* begin GIVEN DATA *

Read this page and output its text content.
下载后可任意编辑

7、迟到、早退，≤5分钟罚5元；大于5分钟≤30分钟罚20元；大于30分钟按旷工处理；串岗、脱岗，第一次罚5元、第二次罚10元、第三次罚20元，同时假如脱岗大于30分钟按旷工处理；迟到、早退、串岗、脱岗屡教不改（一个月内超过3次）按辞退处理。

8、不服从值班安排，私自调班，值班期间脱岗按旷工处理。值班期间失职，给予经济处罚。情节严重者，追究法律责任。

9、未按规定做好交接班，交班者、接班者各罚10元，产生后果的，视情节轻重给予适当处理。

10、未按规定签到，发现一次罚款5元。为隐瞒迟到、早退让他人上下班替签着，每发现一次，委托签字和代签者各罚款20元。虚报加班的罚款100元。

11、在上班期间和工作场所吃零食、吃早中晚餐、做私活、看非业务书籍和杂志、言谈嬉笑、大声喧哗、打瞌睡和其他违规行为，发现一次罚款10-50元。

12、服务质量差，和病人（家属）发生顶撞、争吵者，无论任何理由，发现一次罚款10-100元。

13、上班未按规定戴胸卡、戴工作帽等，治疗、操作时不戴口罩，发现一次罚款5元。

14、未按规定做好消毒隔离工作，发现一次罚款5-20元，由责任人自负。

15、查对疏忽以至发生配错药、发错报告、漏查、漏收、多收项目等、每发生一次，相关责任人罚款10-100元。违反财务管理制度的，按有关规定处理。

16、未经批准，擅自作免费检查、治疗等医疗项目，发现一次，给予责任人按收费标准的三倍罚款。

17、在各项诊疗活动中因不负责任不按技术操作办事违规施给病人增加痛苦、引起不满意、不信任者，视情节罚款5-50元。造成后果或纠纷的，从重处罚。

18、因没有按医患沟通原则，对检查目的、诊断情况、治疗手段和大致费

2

* end GIVEN DATA *
* begin GIVEN DATA *

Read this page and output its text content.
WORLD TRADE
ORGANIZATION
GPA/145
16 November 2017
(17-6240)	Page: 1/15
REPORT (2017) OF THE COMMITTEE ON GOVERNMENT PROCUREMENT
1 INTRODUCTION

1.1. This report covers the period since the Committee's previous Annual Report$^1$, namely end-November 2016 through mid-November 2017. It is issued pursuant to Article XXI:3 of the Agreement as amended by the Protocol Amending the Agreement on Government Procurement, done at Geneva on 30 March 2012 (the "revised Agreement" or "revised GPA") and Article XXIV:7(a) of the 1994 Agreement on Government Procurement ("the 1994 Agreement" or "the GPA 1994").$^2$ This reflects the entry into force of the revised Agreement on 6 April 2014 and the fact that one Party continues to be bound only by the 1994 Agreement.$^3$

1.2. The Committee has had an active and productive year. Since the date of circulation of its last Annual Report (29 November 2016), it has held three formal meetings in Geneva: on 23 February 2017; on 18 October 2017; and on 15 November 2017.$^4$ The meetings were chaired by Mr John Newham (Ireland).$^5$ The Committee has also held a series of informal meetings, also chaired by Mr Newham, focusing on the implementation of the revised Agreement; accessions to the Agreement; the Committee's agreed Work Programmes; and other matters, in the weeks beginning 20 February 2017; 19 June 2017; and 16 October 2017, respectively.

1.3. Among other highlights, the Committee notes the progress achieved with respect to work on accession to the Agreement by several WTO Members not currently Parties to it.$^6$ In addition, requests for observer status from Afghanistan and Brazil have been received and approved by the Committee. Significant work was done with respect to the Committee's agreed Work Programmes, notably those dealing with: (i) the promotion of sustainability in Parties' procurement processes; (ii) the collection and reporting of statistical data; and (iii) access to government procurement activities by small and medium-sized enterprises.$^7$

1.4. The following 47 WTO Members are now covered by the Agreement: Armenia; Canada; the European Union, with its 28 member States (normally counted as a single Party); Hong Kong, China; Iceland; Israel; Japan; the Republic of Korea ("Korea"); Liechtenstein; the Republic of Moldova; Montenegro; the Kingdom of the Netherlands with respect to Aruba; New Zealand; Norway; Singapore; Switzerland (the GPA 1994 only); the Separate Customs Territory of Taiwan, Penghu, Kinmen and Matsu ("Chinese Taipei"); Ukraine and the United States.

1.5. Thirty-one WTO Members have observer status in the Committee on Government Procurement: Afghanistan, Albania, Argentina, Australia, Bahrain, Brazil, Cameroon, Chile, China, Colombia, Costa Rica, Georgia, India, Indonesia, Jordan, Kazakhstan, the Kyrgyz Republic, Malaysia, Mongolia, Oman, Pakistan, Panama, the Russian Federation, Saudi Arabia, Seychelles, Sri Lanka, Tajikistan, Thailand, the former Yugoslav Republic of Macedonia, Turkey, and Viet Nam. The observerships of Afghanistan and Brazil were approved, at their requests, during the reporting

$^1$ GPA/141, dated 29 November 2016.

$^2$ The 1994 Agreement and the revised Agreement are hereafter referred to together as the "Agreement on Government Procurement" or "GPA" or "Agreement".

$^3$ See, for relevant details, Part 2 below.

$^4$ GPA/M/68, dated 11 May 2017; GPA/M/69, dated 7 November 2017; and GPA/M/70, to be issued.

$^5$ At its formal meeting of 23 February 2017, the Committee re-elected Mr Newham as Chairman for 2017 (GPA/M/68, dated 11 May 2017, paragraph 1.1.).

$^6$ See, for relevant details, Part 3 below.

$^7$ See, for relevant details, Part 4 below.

* end GIVEN DATA *
* begin GIVEN DATA *

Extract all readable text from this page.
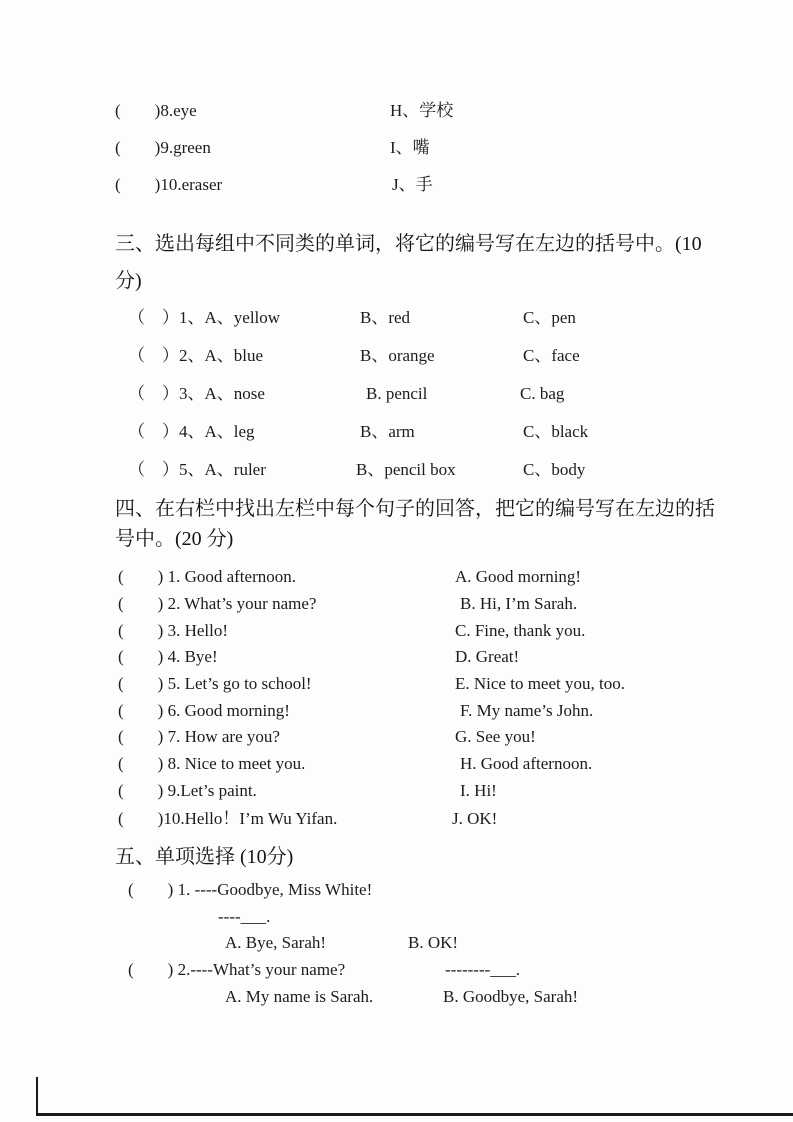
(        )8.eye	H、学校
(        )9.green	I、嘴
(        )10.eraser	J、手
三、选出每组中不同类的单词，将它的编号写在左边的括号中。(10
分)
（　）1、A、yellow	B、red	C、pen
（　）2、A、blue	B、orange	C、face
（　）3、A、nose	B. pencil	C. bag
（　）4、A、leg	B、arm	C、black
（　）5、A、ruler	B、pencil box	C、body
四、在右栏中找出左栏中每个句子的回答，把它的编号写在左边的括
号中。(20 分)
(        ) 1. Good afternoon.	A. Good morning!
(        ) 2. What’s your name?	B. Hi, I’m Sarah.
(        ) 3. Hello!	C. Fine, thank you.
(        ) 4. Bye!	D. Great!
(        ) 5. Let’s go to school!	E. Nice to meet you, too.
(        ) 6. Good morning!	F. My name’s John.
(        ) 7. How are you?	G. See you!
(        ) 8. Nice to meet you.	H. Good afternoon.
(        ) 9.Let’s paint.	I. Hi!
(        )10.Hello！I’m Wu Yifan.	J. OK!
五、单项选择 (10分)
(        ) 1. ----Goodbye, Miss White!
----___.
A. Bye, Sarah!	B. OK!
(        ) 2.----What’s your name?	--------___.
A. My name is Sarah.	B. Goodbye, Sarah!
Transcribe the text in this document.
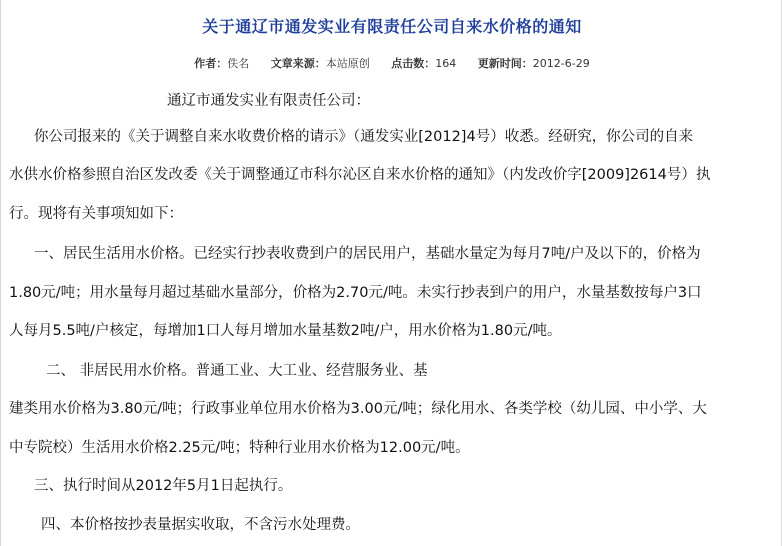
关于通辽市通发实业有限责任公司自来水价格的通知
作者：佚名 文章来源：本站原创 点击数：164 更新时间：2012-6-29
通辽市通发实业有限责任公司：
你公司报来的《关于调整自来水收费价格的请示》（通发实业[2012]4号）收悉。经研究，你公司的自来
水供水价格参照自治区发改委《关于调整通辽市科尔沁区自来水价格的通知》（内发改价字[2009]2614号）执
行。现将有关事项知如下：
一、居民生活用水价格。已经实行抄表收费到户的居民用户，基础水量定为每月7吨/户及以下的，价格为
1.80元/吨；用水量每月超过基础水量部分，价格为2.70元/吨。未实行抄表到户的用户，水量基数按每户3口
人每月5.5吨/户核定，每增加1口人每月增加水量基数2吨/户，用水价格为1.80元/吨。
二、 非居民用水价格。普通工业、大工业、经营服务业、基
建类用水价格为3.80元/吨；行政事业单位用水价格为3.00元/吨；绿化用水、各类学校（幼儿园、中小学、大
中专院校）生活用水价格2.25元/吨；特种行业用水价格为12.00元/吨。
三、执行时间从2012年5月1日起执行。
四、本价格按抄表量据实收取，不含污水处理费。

* end GIVEN DATA *

▶ [WHAT YOU WILL DO]: Pick out all the lines with the word "Nice" in them and copy them.

▶ [WRITTEN RESPONSE]:
(        ) 5. Let’s go to school!	E. Nice to meet you, too.
(        ) 8. Nice to meet you.	H. Good afternoon.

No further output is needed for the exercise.